Rows from a dataset:
------------------------------------------------------------------------
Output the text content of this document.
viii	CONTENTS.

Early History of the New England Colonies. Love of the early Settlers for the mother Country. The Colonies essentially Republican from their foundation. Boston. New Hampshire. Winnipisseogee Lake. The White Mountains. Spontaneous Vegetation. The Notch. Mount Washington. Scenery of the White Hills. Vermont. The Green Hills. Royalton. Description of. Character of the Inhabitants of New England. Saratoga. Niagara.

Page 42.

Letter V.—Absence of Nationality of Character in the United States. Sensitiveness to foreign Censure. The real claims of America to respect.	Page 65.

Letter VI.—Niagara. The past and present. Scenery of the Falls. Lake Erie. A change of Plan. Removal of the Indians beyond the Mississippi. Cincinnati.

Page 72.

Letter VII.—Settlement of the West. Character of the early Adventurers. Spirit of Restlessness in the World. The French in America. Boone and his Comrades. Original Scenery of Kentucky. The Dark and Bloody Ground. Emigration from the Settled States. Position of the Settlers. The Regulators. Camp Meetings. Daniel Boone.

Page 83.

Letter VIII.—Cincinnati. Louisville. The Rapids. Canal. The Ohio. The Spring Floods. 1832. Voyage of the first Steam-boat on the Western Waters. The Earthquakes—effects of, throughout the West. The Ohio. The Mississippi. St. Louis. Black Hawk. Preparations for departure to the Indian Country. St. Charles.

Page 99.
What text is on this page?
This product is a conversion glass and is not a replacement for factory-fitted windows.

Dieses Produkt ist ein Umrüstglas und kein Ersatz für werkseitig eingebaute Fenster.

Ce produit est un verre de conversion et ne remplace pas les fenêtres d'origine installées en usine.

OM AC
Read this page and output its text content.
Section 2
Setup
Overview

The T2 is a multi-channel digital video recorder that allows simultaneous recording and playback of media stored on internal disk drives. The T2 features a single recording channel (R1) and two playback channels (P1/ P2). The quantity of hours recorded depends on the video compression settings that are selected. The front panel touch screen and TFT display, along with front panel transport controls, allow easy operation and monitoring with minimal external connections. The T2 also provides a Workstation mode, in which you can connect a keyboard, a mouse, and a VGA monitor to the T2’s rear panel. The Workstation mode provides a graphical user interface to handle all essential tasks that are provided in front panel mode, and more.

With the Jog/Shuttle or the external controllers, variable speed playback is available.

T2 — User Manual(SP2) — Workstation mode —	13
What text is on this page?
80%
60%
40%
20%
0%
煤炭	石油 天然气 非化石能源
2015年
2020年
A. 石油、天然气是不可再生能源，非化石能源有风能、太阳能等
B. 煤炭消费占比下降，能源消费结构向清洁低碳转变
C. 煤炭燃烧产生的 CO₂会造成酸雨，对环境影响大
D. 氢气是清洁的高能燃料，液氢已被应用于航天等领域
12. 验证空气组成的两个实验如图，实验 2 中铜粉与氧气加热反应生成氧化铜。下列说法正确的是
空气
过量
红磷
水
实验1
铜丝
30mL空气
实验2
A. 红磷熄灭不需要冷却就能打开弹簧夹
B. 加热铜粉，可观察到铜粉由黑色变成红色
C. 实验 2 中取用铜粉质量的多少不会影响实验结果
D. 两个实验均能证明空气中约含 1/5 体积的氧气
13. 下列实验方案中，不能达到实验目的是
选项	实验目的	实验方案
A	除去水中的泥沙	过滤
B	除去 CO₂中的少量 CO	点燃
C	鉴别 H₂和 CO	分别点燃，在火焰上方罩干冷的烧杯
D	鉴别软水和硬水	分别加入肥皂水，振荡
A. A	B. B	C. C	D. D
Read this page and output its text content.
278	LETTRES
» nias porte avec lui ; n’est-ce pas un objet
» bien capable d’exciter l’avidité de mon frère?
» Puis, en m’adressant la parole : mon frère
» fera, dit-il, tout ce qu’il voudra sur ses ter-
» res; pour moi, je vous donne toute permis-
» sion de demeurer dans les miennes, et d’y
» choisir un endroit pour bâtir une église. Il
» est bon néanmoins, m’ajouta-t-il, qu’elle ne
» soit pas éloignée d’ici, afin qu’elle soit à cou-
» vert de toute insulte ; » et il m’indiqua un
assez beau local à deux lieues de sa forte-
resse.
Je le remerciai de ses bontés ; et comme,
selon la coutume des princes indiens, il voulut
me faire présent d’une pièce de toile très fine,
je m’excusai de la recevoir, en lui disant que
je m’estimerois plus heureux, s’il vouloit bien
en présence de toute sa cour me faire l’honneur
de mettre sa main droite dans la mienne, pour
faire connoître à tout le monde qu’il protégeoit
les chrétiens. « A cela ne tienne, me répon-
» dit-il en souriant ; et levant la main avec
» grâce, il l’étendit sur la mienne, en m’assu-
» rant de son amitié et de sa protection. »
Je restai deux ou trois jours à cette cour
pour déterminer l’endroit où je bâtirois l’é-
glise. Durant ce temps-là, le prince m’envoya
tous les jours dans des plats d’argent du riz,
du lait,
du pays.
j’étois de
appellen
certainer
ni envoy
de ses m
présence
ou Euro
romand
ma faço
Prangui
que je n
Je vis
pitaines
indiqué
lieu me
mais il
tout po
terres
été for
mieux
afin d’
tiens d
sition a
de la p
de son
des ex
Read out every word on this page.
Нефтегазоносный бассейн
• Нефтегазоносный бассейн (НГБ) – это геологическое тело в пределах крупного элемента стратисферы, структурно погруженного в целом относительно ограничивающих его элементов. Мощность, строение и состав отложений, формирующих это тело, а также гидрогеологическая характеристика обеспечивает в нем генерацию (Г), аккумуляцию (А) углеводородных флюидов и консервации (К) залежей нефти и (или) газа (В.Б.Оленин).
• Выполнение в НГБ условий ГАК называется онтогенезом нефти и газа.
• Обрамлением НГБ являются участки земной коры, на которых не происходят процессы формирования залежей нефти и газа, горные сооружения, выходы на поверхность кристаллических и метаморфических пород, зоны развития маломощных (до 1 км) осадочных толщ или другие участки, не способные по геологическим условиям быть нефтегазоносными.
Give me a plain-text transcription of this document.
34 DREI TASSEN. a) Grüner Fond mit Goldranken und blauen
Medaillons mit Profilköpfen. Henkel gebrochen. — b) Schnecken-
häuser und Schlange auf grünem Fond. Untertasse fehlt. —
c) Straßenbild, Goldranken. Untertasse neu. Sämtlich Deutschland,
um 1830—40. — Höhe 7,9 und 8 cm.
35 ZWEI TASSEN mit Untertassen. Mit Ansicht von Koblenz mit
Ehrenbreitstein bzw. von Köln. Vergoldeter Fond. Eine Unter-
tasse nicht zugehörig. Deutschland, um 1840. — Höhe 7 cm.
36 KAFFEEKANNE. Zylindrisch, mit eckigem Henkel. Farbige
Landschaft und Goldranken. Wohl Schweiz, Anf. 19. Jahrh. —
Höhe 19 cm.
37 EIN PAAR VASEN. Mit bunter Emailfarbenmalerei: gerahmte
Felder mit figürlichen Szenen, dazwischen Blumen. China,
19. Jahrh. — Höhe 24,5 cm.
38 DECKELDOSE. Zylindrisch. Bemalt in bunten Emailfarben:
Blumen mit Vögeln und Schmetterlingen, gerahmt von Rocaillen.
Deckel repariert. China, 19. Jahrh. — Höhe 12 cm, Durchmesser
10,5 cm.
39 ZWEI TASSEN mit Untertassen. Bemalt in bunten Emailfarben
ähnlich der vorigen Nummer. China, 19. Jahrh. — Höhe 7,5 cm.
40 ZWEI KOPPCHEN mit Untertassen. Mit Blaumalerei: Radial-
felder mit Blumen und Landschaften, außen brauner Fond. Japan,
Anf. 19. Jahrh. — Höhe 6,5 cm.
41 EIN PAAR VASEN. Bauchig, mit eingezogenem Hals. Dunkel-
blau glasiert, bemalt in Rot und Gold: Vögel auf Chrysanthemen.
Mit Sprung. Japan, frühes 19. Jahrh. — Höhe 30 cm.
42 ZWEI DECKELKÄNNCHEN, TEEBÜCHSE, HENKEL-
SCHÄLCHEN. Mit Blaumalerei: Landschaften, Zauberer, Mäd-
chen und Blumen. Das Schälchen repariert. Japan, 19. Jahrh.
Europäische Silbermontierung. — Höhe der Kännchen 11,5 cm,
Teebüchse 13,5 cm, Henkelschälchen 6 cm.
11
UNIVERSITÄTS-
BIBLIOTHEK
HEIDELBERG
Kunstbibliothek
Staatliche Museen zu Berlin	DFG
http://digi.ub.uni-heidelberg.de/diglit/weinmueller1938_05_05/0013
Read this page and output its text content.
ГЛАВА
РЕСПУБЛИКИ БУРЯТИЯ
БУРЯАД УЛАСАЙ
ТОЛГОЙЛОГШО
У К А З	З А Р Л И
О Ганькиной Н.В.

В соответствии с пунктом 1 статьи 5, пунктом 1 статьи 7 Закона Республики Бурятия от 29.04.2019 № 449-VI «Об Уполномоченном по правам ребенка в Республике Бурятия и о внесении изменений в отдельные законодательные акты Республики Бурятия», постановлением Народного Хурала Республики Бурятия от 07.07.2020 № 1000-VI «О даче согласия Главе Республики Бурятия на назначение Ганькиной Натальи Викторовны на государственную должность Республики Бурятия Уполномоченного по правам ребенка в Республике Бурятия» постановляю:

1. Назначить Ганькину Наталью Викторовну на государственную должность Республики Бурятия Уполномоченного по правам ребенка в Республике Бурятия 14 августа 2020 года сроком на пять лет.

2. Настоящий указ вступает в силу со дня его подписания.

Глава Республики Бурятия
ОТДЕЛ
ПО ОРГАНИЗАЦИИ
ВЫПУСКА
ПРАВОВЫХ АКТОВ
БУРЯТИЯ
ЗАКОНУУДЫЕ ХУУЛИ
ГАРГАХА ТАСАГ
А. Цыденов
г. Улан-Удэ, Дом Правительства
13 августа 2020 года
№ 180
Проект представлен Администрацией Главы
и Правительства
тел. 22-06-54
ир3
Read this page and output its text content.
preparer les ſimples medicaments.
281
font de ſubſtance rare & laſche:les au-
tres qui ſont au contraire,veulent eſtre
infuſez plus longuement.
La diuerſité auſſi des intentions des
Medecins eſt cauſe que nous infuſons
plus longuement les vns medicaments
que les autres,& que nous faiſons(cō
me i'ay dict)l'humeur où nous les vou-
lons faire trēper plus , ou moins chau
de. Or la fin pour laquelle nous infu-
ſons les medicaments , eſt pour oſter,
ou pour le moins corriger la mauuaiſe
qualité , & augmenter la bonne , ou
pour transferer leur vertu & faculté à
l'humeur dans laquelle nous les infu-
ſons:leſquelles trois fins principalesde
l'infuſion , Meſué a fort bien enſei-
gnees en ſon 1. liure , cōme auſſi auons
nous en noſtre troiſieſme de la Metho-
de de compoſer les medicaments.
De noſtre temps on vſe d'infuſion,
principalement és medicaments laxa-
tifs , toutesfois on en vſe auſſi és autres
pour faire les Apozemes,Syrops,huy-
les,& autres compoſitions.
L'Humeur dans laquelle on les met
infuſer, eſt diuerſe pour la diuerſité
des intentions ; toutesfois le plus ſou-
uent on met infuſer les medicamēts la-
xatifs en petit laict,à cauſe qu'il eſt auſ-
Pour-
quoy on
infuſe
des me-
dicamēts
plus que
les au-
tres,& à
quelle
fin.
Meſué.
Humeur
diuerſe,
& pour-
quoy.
------------------------------------------------------------------------
> Work to complete: Report each line of the material above where the word "Правительства" appears.

> Solution:
г. Улан-Удэ, Дом Правительства
и Правительства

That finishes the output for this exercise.